**Task objective**
Output every line of the data exactly as it appears.

==== Data entries

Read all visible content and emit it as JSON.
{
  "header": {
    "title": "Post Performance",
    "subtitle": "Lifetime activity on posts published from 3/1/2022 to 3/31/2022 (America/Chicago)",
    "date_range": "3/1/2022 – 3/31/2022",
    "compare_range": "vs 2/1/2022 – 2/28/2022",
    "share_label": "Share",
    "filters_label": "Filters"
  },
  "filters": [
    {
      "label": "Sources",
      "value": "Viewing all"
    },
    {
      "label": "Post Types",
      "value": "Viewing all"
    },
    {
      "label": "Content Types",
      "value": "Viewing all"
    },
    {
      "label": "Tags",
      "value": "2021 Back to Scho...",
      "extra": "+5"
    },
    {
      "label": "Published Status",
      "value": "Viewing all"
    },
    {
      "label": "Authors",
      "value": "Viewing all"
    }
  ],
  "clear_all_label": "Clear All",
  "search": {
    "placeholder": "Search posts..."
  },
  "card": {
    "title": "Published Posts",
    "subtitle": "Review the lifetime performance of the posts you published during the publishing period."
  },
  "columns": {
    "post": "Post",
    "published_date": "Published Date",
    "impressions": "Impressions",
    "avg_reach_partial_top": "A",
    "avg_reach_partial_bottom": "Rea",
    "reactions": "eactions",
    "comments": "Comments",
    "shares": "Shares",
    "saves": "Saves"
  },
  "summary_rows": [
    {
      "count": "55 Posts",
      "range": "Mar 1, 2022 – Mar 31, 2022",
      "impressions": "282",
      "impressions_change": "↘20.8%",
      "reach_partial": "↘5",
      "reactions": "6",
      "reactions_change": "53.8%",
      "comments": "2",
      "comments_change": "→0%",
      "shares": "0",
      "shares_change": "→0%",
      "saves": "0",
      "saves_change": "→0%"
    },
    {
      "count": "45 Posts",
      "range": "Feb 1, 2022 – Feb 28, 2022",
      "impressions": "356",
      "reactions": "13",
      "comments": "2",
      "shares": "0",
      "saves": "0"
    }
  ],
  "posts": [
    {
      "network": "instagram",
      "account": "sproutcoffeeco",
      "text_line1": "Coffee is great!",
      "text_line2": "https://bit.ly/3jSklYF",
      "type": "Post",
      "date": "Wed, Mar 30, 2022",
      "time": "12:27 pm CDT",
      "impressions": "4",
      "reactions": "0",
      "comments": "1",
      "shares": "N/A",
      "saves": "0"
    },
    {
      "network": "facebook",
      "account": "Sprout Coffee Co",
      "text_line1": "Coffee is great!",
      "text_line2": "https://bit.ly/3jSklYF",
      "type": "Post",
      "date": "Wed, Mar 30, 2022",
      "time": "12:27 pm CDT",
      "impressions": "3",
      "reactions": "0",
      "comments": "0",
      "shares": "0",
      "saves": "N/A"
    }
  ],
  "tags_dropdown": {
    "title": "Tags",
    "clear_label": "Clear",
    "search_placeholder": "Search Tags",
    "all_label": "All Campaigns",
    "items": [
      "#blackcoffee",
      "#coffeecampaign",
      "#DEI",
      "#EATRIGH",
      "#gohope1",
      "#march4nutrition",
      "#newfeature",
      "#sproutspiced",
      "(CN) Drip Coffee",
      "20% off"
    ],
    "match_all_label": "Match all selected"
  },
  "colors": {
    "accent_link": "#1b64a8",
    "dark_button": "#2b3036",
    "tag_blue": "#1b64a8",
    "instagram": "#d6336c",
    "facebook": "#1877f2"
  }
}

========

**Answer**
Read all visible content and emit it as JSON.
{
  "header": {
    "title": "Post Performance",
    "subtitle": "Lifetime activity on posts published from 3/1/2022 to 3/31/2022 (America/Chicago)",
    "date_range": "3/1/2022 – 3/31/2022",
    "compare_range": "vs 2/1/2022 – 2/28/2022",
    "share_label": "Share",
    "filters_label": "Filters"
  },
  "filters": [
    {
      "label": "Sources",
      "value": "Viewing all"
    },
    {
      "label": "Post Types",
      "value": "Viewing all"
    },
    {
      "label": "Content Types",
      "value": "Viewing all"
    },
    {
      "label": "Tags",
      "value": "2021 Back to Scho...",
      "extra": "+5"
    },
    {
      "label": "Published Status",
      "value": "Viewing all"
    },
    {
      "label": "Authors",
      "value": "Viewing all"
    }
  ],
  "clear_all_label": "Clear All",
  "search": {
    "placeholder": "Search posts..."
  },
  "card": {
    "title": "Published Posts",
    "subtitle": "Review the lifetime performance of the posts you published during the publishing period."
  },
  "columns": {
    "post": "Post",
    "published_date": "Published Date",
    "impressions": "Impressions",
    "avg_reach_partial_top": "A",
    "avg_reach_partial_bottom": "Rea",
    "reactions": "eactions",
    "comments": "Comments",
    "shares": "Shares",
    "saves": "Saves"
  },
  "summary_rows": [
    {
      "count": "55 Posts",
      "range": "Mar 1, 2022 – Mar 31, 2022",
      "impressions": "282",
      "impressions_change": "↘20.8%",
      "reach_partial": "↘5",
      "reactions": "6",
      "reactions_change": "53.8%",
      "comments": "2",
      "comments_change": "→0%",
      "shares": "0",
      "shares_change": "→0%",
      "saves": "0",
      "saves_change": "→0%"
    },
    {
      "count": "45 Posts",
      "range": "Feb 1, 2022 – Feb 28, 2022",
      "impressions": "356",
      "reactions": "13",
      "comments": "2",
      "shares": "0",
      "saves": "0"
    }
  ],
  "posts": [
    {
      "network": "instagram",
      "account": "sproutcoffeeco",
      "text_line1": "Coffee is great!",
      "text_line2": "https://bit.ly/3jSklYF",
      "type": "Post",
      "date": "Wed, Mar 30, 2022",
      "time": "12:27 pm CDT",
      "impressions": "4",
      "reactions": "0",
      "comments": "1",
      "shares": "N/A",
      "saves": "0"
    },
    {
      "network": "facebook",
      "account": "Sprout Coffee Co",
      "text_line1": "Coffee is great!",
      "text_line2": "https://bit.ly/3jSklYF",
      "type": "Post",
      "date": "Wed, Mar 30, 2022",
      "time": "12:27 pm CDT",
      "impressions": "3",
      "reactions": "0",
      "comments": "0",
      "shares": "0",
      "saves": "N/A"
    }
  ],
  "tags_dropdown": {
    "title": "Tags",
    "clear_label": "Clear",
    "search_placeholder": "Search Tags",
    "all_label": "All Campaigns",
    "items": [
      "#blackcoffee",
      "#coffeecampaign",
      "#DEI",
      "#EATRIGH",
      "#gohope1",
      "#march4nutrition",
      "#newfeature",
      "#sproutspiced",
      "(CN) Drip Coffee",
      "20% off"
    ],
    "match_all_label": "Match all selected"
  },
  "colors": {
    "accent_link": "#1b64a8",
    "dark_button": "#2b3036",
    "tag_blue": "#1b64a8",
    "instagram": "#d6336c",
    "facebook": "#1877f2"
  }
}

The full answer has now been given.